What is expected
Repeat the records below exactly, leaving out any pictures.
:: Data section ::
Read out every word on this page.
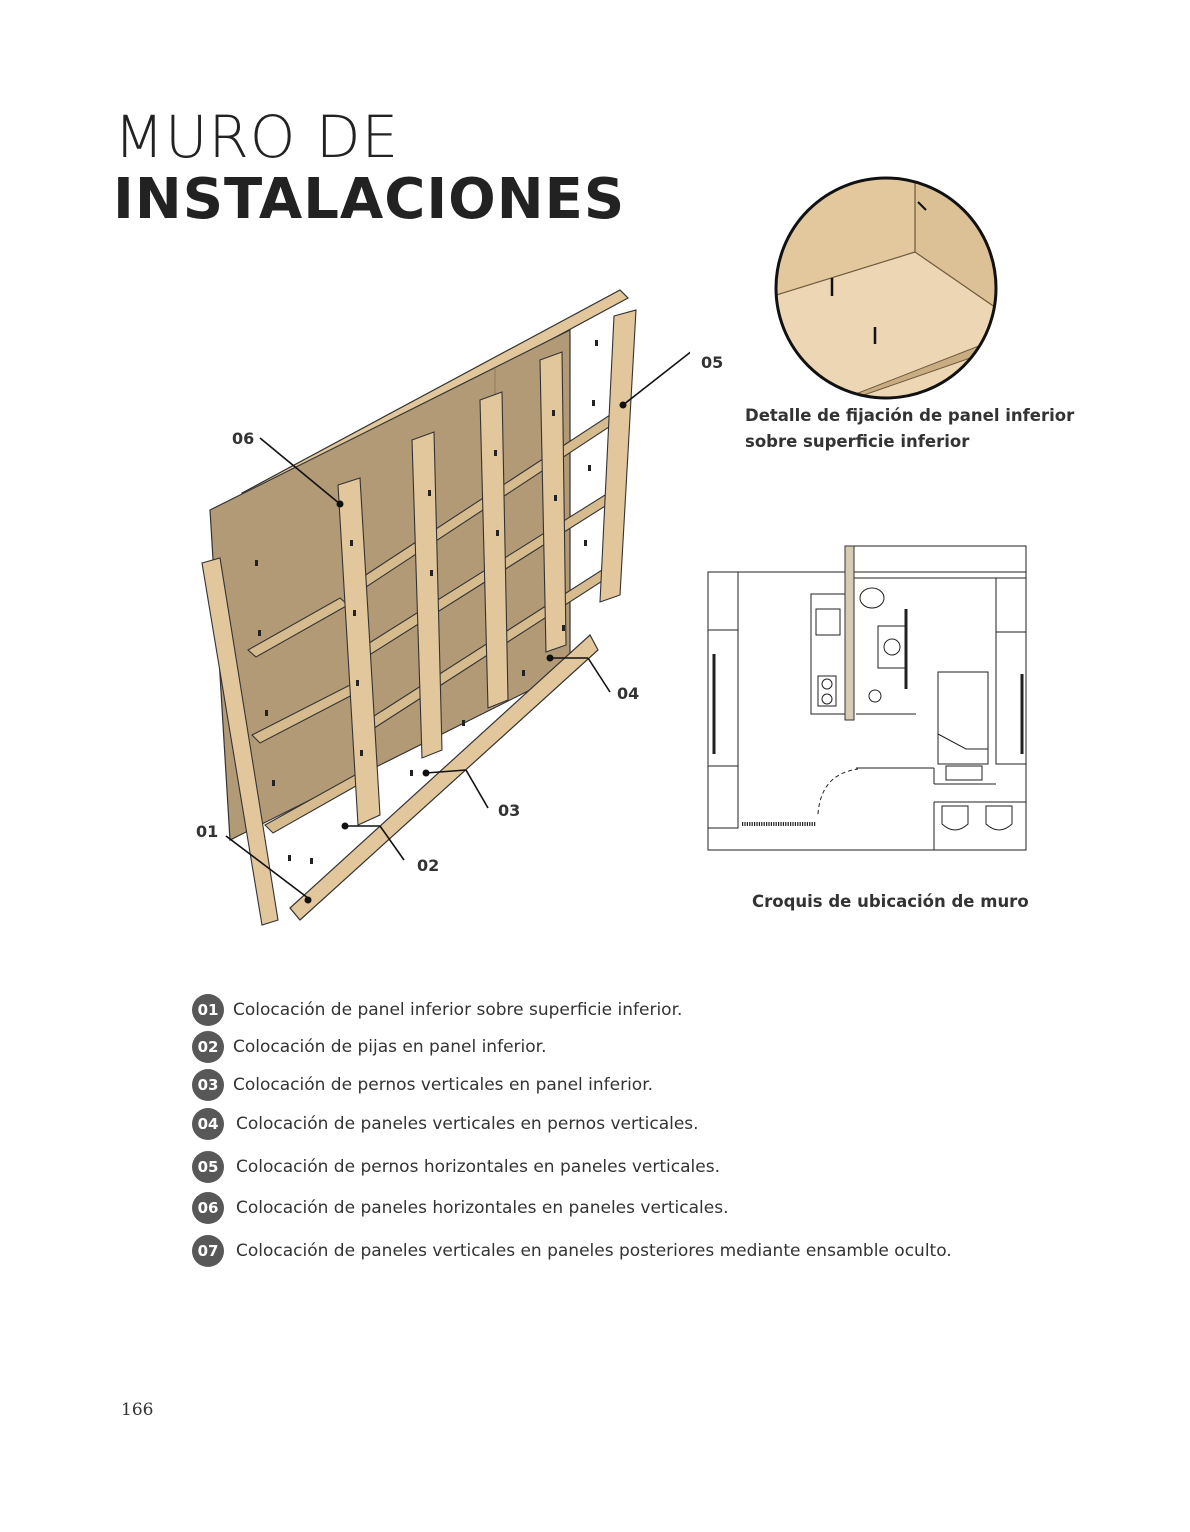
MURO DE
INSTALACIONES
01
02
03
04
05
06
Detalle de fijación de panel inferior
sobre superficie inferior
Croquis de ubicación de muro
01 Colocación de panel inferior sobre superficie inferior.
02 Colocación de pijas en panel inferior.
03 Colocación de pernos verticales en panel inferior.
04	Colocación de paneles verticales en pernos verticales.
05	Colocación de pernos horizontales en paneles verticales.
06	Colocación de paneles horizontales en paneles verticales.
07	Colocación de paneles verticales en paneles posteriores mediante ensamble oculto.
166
:::
The output
Read out every word on this page.
MURO DE
INSTALACIONES
01
02
03
04
05
06
Detalle de fijación de panel inferior
sobre superficie inferior
Croquis de ubicación de muro
01 Colocación de panel inferior sobre superficie inferior.
02 Colocación de pijas en panel inferior.
03 Colocación de pernos verticales en panel inferior.
04	Colocación de paneles verticales en pernos verticales.
05	Colocación de pernos horizontales en paneles verticales.
06	Colocación de paneles horizontales en paneles verticales.
07	Colocación de paneles verticales en paneles posteriores mediante ensamble oculto.
166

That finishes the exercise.